-- START Records supplied --

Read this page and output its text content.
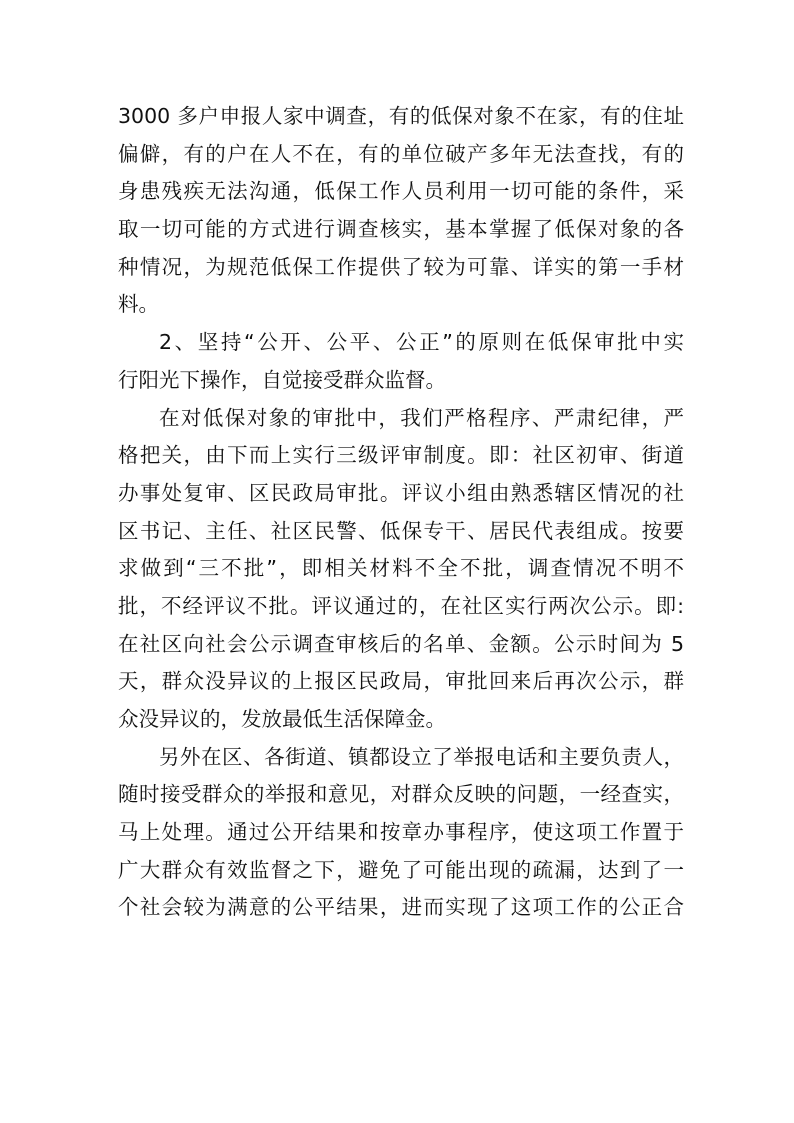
3000 多户申报人家中调查，有的低保对象不在家，有的住址
偏僻，有的户在人不在，有的单位破产多年无法查找，有的
身患残疾无法沟通，低保工作人员利用一切可能的条件，采
取一切可能的方式进行调查核实，基本掌握了低保对象的各
种情况，为规范低保工作提供了较为可靠、详实的第一手材
料。
2、坚持“公开、公平、公正”的原则在低保审批中实
行阳光下操作，自觉接受群众监督。
在对低保对象的审批中，我们严格程序、严肃纪律，严
格把关，由下而上实行三级评审制度。即：社区初审、街道
办事处复审、区民政局审批。评议小组由熟悉辖区情况的社
区书记、主任、社区民警、低保专干、居民代表组成。按要
求做到“三不批”，即相关材料不全不批，调查情况不明不
批，不经评议不批。评议通过的，在社区实行两次公示。即:
在社区向社会公示调查审核后的名单、金额。公示时间为 5
天，群众没异议的上报区民政局，审批回来后再次公示，群
众没异议的，发放最低生活保障金。
另外在区、各街道、镇都设立了举报电话和主要负责人，
随时接受群众的举报和意见，对群众反映的问题，一经查实，
马上处理。通过公开结果和按章办事程序，使这项工作置于
广大群众有效监督之下，避免了可能出现的疏漏，达到了一
个社会较为满意的公平结果，进而实现了这项工作的公正合
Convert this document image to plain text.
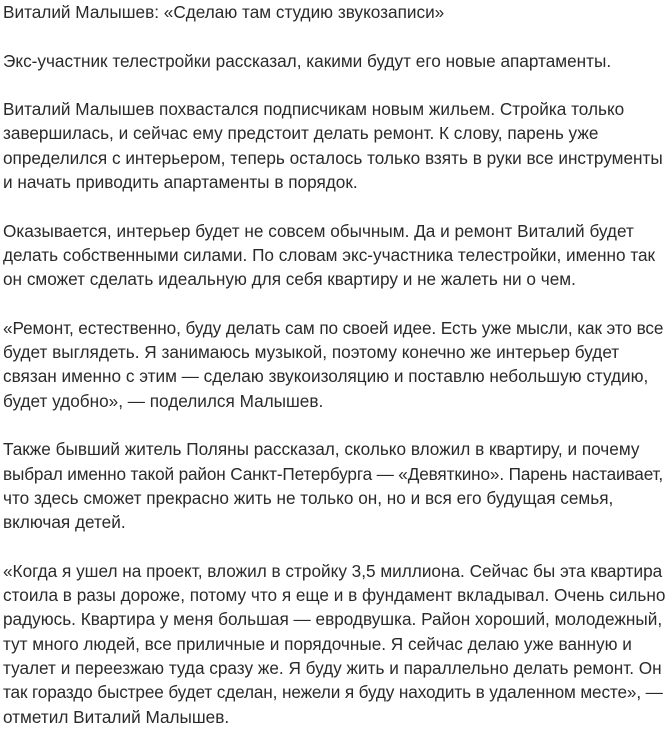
Виталий Малышев: «Сделаю там студию звукозаписи»

Экс-участник телестройки рассказал, какими будут его новые апартаменты.

Виталий Малышев похвастался подписчикам новым жильем. Стройка только
завершилась, и сейчас ему предстоит делать ремонт. К слову, парень уже
определился с интерьером, теперь осталось только взять в руки все инструменты
и начать приводить апартаменты в порядок.

Оказывается, интерьер будет не совсем обычным. Да и ремонт Виталий будет
делать собственными силами. По словам экс-участника телестройки, именно так
он сможет сделать идеальную для себя квартиру и не жалеть ни о чем.

«Ремонт, естественно, буду делать сам по своей идее. Есть уже мысли, как это все
будет выглядеть. Я занимаюсь музыкой, поэтому конечно же интерьер будет
связан именно с этим — сделаю звукоизоляцию и поставлю небольшую студию,
будет удобно», — поделился Малышев.

Также бывший житель Поляны рассказал, сколько вложил в квартиру, и почему
выбрал именно такой район Санкт-Петербурга — «Девяткино». Парень настаивает,
что здесь сможет прекрасно жить не только он, но и вся его будущая семья,
включая детей.

«Когда я ушел на проект, вложил в стройку 3,5 миллиона. Сейчас бы эта квартира
стоила в разы дороже, потому что я еще и в фундамент вкладывал. Очень сильно
радуюсь. Квартира у меня большая — евродвушка. Район хороший, молодежный,
тут много людей, все приличные и порядочные. Я сейчас делаю уже ванную и
туалет и переезжаю туда сразу же. Я буду жить и параллельно делать ремонт. Он
так гораздо быстрее будет сделан, нежели я буду находить в удаленном месте», —
отметил Виталий Малышев.
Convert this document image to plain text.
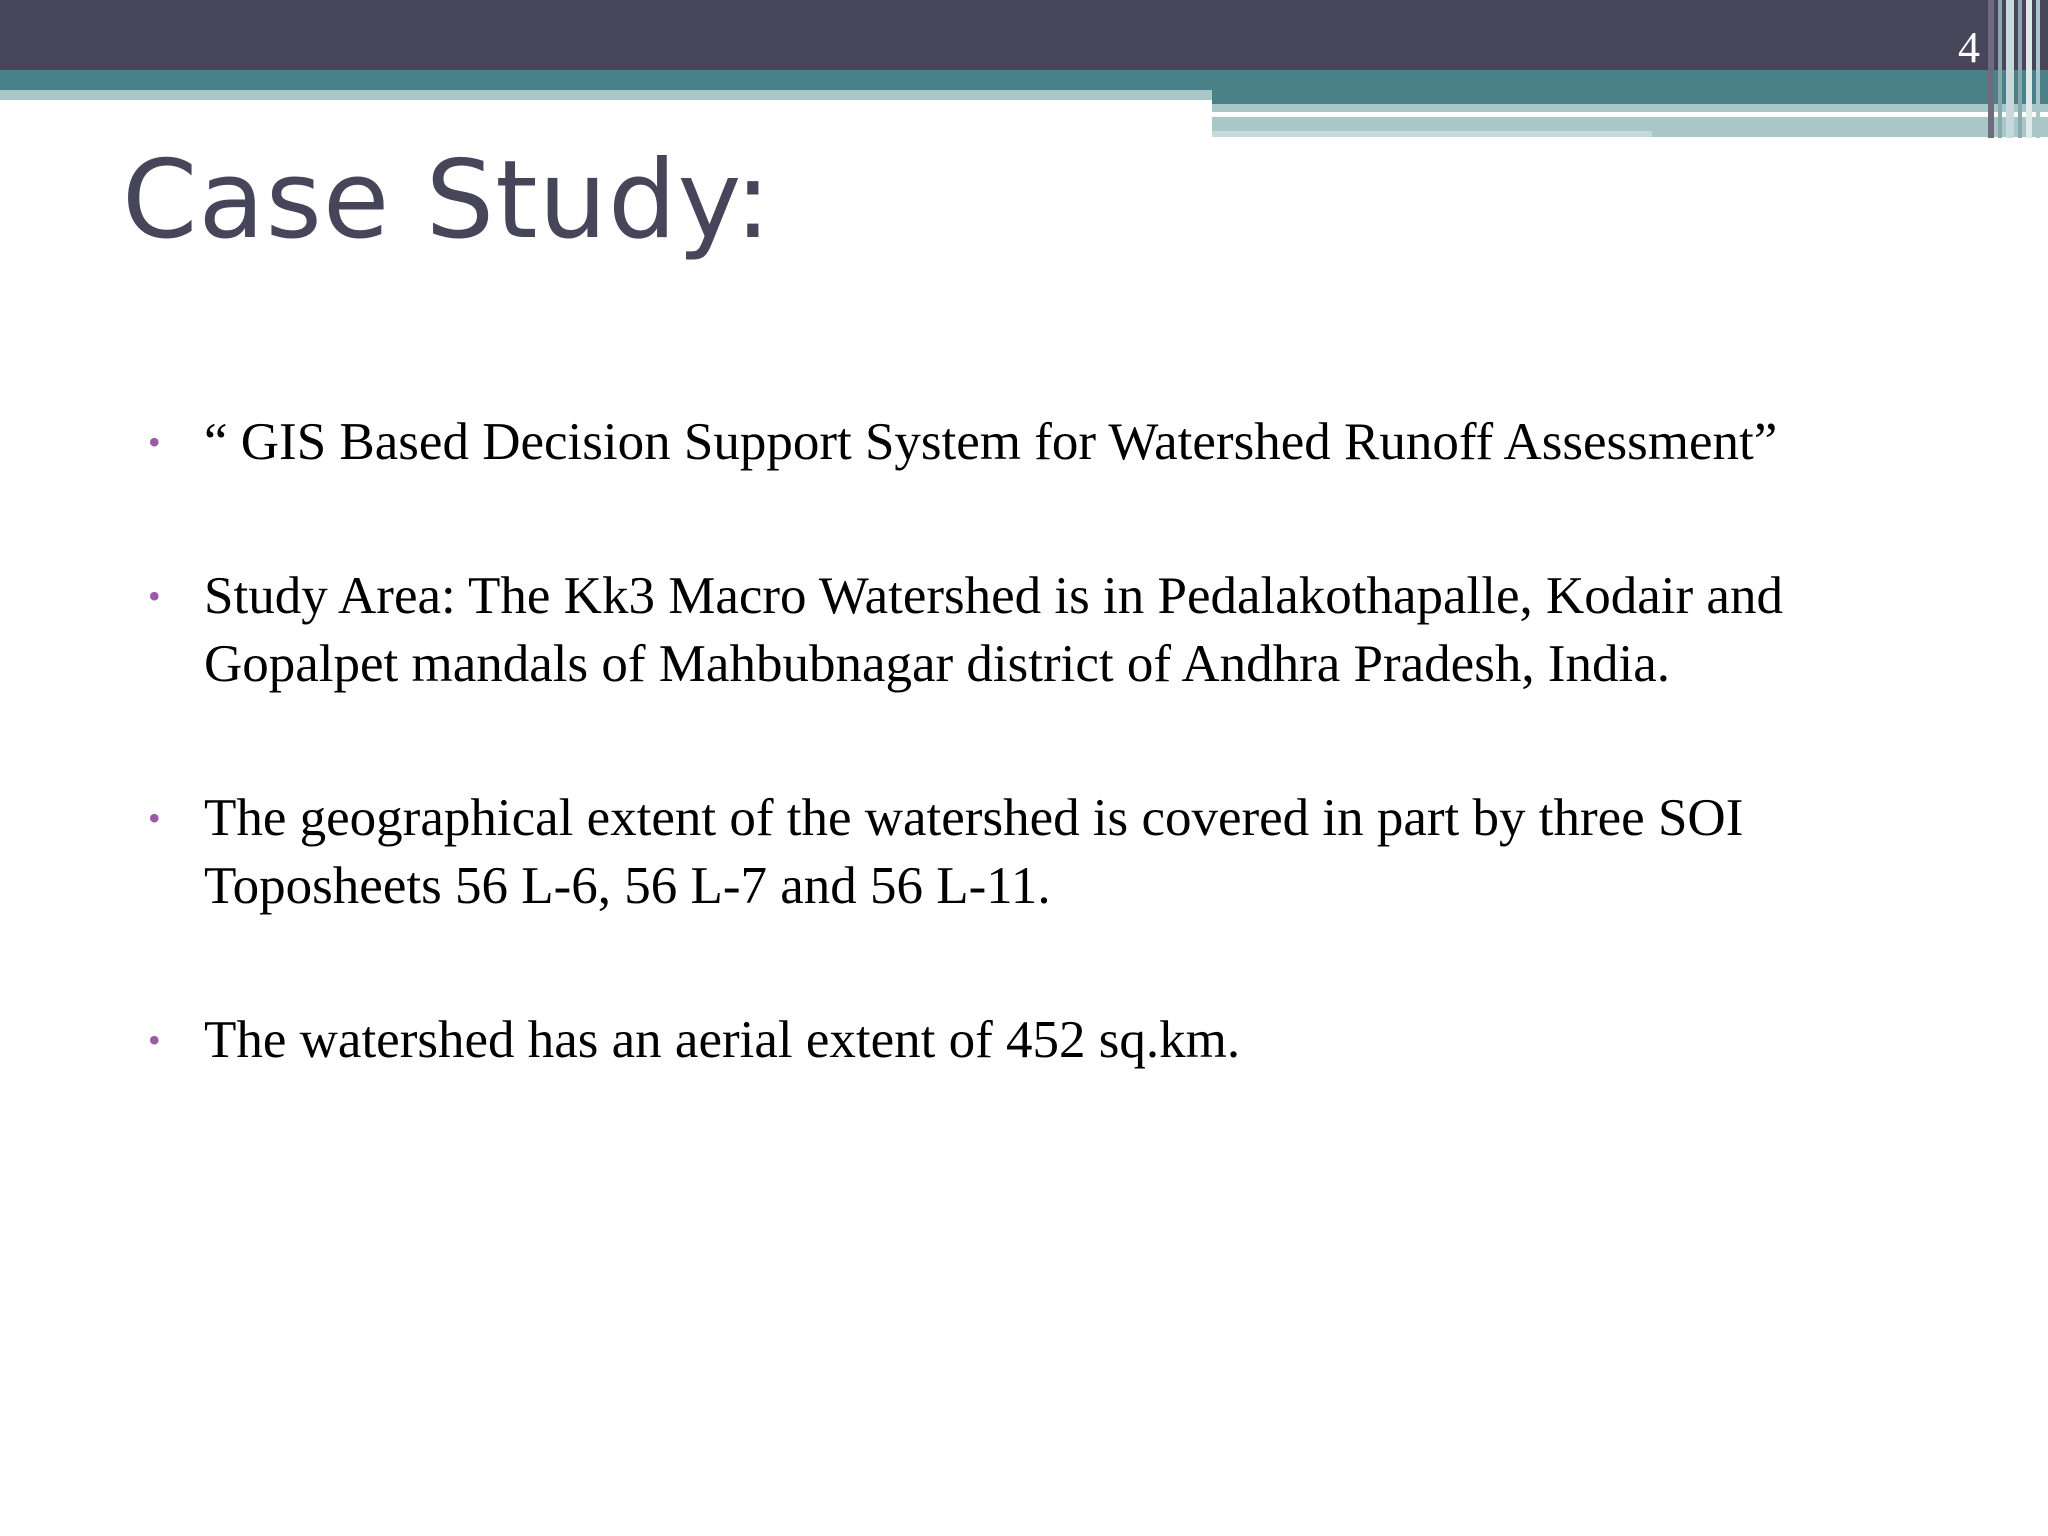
4
Case Study:
• “ GIS Based Decision Support System for Watershed Runoff Assessment”
• Study Area: The Kk3 Macro Watershed is in Pedalakothapalle, Kodair and Gopalpet mandals of Mahbubnagar district of Andhra Pradesh, India.
• The geographical extent of the watershed is covered in part by three SOI Toposheets 56 L-6, 56 L-7 and 56 L-11.
• The watershed has an aerial extent of 452 sq.km.
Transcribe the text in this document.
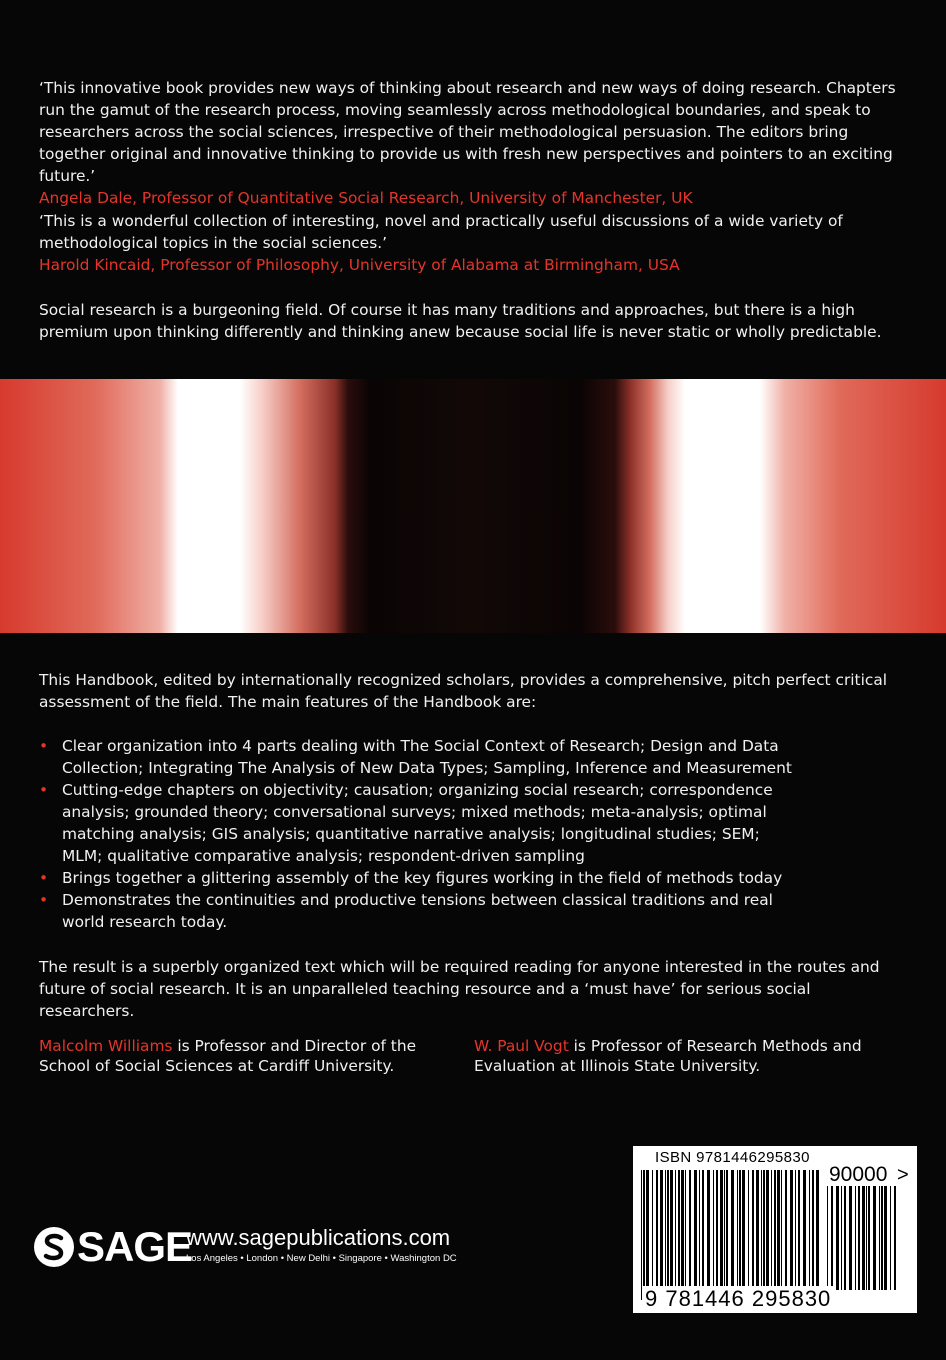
‘This innovative book provides new ways of thinking about research and new ways of doing research. Chapters run the gamut of the research process, moving seamlessly across methodological boundaries, and speak to researchers across the social sciences, irrespective of their methodological persuasion. The editors bring together original and innovative thinking to provide us with fresh new perspectives and pointers to an exciting future.’
Angela Dale, Professor of Quantitative Social Research, University of Manchester, UK
‘This is a wonderful collection of interesting, novel and practically useful discussions of a wide variety of methodological topics in the social sciences.’
Harold Kincaid, Professor of Philosophy, University of Alabama at Birmingham, USA
Social research is a burgeoning field. Of course it has many traditions and approaches, but there is a high premium upon thinking differently and thinking anew because social life is never static or wholly predictable.
This Handbook, edited by internationally recognized scholars, provides a comprehensive, pitch perfect critical assessment of the field. The main features of the Handbook are:
• Clear organization into 4 parts dealing with The Social Context of Research; Design and Data Collection; Integrating The Analysis of New Data Types; Sampling, Inference and Measurement
• Cutting-edge chapters on objectivity; causation; organizing social research; correspondence analysis; grounded theory; conversational surveys; mixed methods; meta-analysis; optimal matching analysis; GIS analysis; quantitative narrative analysis; longitudinal studies; SEM; MLM; qualitative comparative analysis; respondent-driven sampling
• Brings together a glittering assembly of the key figures working in the field of methods today
• Demonstrates the continuities and productive tensions between classical traditions and real world research today.
The result is a superbly organized text which will be required reading for anyone interested in the routes and future of social research. It is an unparalleled teaching resource and a ‘must have’ for serious social researchers.
Malcolm Williams is Professor and Director of the School of Social Sciences at Cardiff University.
W. Paul Vogt is Professor of Research Methods and Evaluation at Illinois State University.
SAGE
www.sagepublications.com
Los Angeles • London • New Delhi • Singapore • Washington DC
ISBN 9781446295830
90000 >
9 781446 295830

-- END Records supplied --

Written problem -
Give the entries again word for word, but skip the pictures.

Full answer -
Read this page and output its text content.
3000 多户申报人家中调查，有的低保对象不在家，有的住址
偏僻，有的户在人不在，有的单位破产多年无法查找，有的
身患残疾无法沟通，低保工作人员利用一切可能的条件，采
取一切可能的方式进行调查核实，基本掌握了低保对象的各
种情况，为规范低保工作提供了较为可靠、详实的第一手材
料。
2、坚持“公开、公平、公正”的原则在低保审批中实
行阳光下操作，自觉接受群众监督。
在对低保对象的审批中，我们严格程序、严肃纪律，严
格把关，由下而上实行三级评审制度。即：社区初审、街道
办事处复审、区民政局审批。评议小组由熟悉辖区情况的社
区书记、主任、社区民警、低保专干、居民代表组成。按要
求做到“三不批”，即相关材料不全不批，调查情况不明不
批，不经评议不批。评议通过的，在社区实行两次公示。即:
在社区向社会公示调查审核后的名单、金额。公示时间为 5
天，群众没异议的上报区民政局，审批回来后再次公示，群
众没异议的，发放最低生活保障金。
另外在区、各街道、镇都设立了举报电话和主要负责人，
随时接受群众的举报和意见，对群众反映的问题，一经查实，
马上处理。通过公开结果和按章办事程序，使这项工作置于
广大群众有效监督之下，避免了可能出现的疏漏，达到了一
个社会较为满意的公平结果，进而实现了这项工作的公正合
Convert this document image to plain text.
Виталий Малышев: «Сделаю там студию звукозаписи»

Экс-участник телестройки рассказал, какими будут его новые апартаменты.

Виталий Малышев похвастался подписчикам новым жильем. Стройка только
завершилась, и сейчас ему предстоит делать ремонт. К слову, парень уже
определился с интерьером, теперь осталось только взять в руки все инструменты
и начать приводить апартаменты в порядок.

Оказывается, интерьер будет не совсем обычным. Да и ремонт Виталий будет
делать собственными силами. По словам экс-участника телестройки, именно так
он сможет сделать идеальную для себя квартиру и не жалеть ни о чем.

«Ремонт, естественно, буду делать сам по своей идее. Есть уже мысли, как это все
будет выглядеть. Я занимаюсь музыкой, поэтому конечно же интерьер будет
связан именно с этим — сделаю звукоизоляцию и поставлю небольшую студию,
будет удобно», — поделился Малышев.

Также бывший житель Поляны рассказал, сколько вложил в квартиру, и почему
выбрал именно такой район Санкт-Петербурга — «Девяткино». Парень настаивает,
что здесь сможет прекрасно жить не только он, но и вся его будущая семья,
включая детей.

«Когда я ушел на проект, вложил в стройку 3,5 миллиона. Сейчас бы эта квартира
стоила в разы дороже, потому что я еще и в фундамент вкладывал. Очень сильно
радуюсь. Квартира у меня большая — евродвушка. Район хороший, молодежный,
тут много людей, все приличные и порядочные. Я сейчас делаю уже ванную и
туалет и переезжаю туда сразу же. Я буду жить и параллельно делать ремонт. Он
так гораздо быстрее будет сделан, нежели я буду находить в удаленном месте», —
отметил Виталий Малышев.
Convert this document image to plain text.
4
Case Study:
• “ GIS Based Decision Support System for Watershed Runoff Assessment”
• Study Area: The Kk3 Macro Watershed is in Pedalakothapalle, Kodair and Gopalpet mandals of Mahbubnagar district of Andhra Pradesh, India.
• The geographical extent of the watershed is covered in part by three SOI Toposheets 56 L-6, 56 L-7 and 56 L-11.
• The watershed has an aerial extent of 452 sq.km.
Transcribe the text in this document.
‘This innovative book provides new ways of thinking about research and new ways of doing research. Chapters run the gamut of the research process, moving seamlessly across methodological boundaries, and speak to researchers across the social sciences, irrespective of their methodological persuasion. The editors bring together original and innovative thinking to provide us with fresh new perspectives and pointers to an exciting future.’
Angela Dale, Professor of Quantitative Social Research, University of Manchester, UK
‘This is a wonderful collection of interesting, novel and practically useful discussions of a wide variety of methodological topics in the social sciences.’
Harold Kincaid, Professor of Philosophy, University of Alabama at Birmingham, USA
Social research is a burgeoning field. Of course it has many traditions and approaches, but there is a high premium upon thinking differently and thinking anew because social life is never static or wholly predictable.
This Handbook, edited by internationally recognized scholars, provides a comprehensive, pitch perfect critical assessment of the field. The main features of the Handbook are:
• Clear organization into 4 parts dealing with The Social Context of Research; Design and Data Collection; Integrating The Analysis of New Data Types; Sampling, Inference and Measurement
• Cutting-edge chapters on objectivity; causation; organizing social research; correspondence analysis; grounded theory; conversational surveys; mixed methods; meta-analysis; optimal matching analysis; GIS analysis; quantitative narrative analysis; longitudinal studies; SEM; MLM; qualitative comparative analysis; respondent-driven sampling
• Brings together a glittering assembly of the key figures working in the field of methods today
• Demonstrates the continuities and productive tensions between classical traditions and real world research today.
The result is a superbly organized text which will be required reading for anyone interested in the routes and future of social research. It is an unparalleled teaching resource and a ‘must have’ for serious social researchers.
Malcolm Williams is Professor and Director of the School of Social Sciences at Cardiff University.
W. Paul Vogt is Professor of Research Methods and Evaluation at Illinois State University.
SAGE
www.sagepublications.com
Los Angeles • London • New Delhi • Singapore • Washington DC
ISBN 9781446295830
90000 >
9 781446 295830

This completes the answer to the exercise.